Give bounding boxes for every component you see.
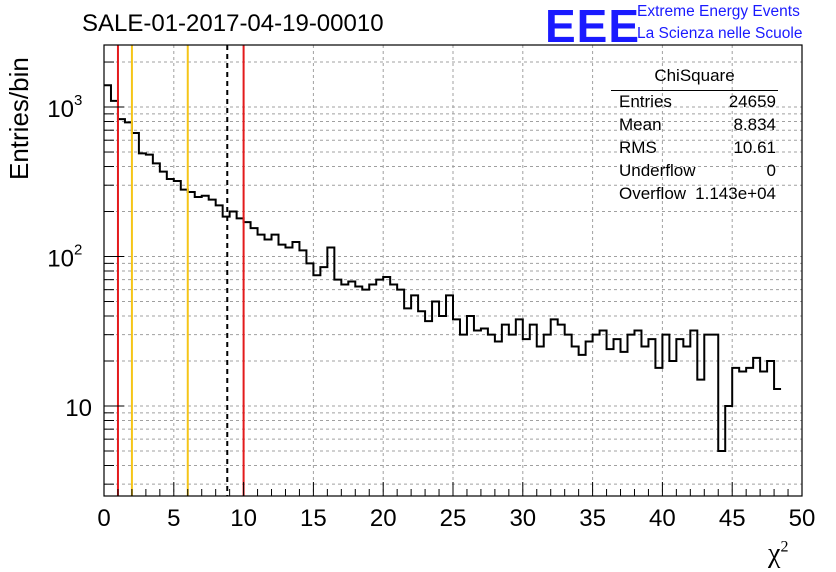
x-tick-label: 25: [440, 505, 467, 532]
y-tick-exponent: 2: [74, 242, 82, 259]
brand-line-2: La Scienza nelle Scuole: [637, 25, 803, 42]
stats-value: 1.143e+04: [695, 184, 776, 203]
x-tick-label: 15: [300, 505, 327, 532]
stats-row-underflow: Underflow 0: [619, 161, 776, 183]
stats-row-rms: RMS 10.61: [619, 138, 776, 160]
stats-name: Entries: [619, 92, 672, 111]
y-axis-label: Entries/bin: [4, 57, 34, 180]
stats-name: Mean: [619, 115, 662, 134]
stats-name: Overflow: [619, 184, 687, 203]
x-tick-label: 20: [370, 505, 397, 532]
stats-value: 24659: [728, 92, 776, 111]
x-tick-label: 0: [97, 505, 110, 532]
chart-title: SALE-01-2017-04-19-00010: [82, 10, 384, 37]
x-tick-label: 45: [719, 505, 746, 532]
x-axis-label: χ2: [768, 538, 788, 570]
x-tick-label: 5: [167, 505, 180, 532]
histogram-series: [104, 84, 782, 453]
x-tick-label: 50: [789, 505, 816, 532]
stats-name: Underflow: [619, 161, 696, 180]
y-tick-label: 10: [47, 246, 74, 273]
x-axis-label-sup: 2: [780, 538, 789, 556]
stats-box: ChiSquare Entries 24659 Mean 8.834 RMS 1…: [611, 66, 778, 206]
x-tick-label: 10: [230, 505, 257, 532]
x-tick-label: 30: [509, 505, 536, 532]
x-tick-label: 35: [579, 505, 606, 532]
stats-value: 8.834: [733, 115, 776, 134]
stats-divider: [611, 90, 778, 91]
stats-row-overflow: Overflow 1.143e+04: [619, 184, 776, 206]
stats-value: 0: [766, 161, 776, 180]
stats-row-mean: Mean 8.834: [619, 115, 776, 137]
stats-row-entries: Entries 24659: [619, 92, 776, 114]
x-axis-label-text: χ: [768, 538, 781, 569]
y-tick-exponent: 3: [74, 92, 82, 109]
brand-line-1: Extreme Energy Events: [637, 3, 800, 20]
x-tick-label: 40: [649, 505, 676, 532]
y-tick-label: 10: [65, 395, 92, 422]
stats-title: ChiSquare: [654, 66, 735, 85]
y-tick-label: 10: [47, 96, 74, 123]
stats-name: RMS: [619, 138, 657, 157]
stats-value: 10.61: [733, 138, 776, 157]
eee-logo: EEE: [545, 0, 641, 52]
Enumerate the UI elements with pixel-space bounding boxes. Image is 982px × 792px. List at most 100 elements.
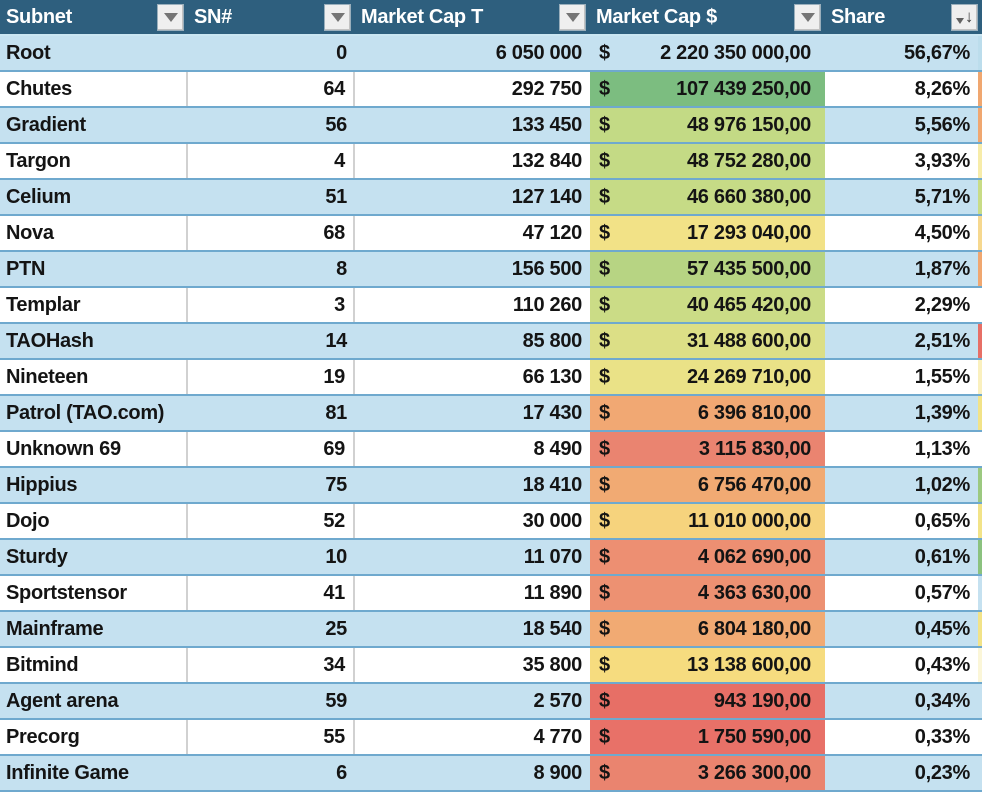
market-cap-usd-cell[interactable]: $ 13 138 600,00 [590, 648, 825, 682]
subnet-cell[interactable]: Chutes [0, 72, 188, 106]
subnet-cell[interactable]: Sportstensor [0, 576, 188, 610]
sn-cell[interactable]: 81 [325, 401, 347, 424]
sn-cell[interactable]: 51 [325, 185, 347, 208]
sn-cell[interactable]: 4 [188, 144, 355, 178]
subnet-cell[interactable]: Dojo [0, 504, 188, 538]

Task requirements ::
Extract every line in the items above that contains the word "Overflow", matching case exactly.

Result of this task ::
stats-name: Overflow: [619, 184, 687, 203]
stats-row-overflow: Overflow 1.143e+04: [619, 184, 776, 206]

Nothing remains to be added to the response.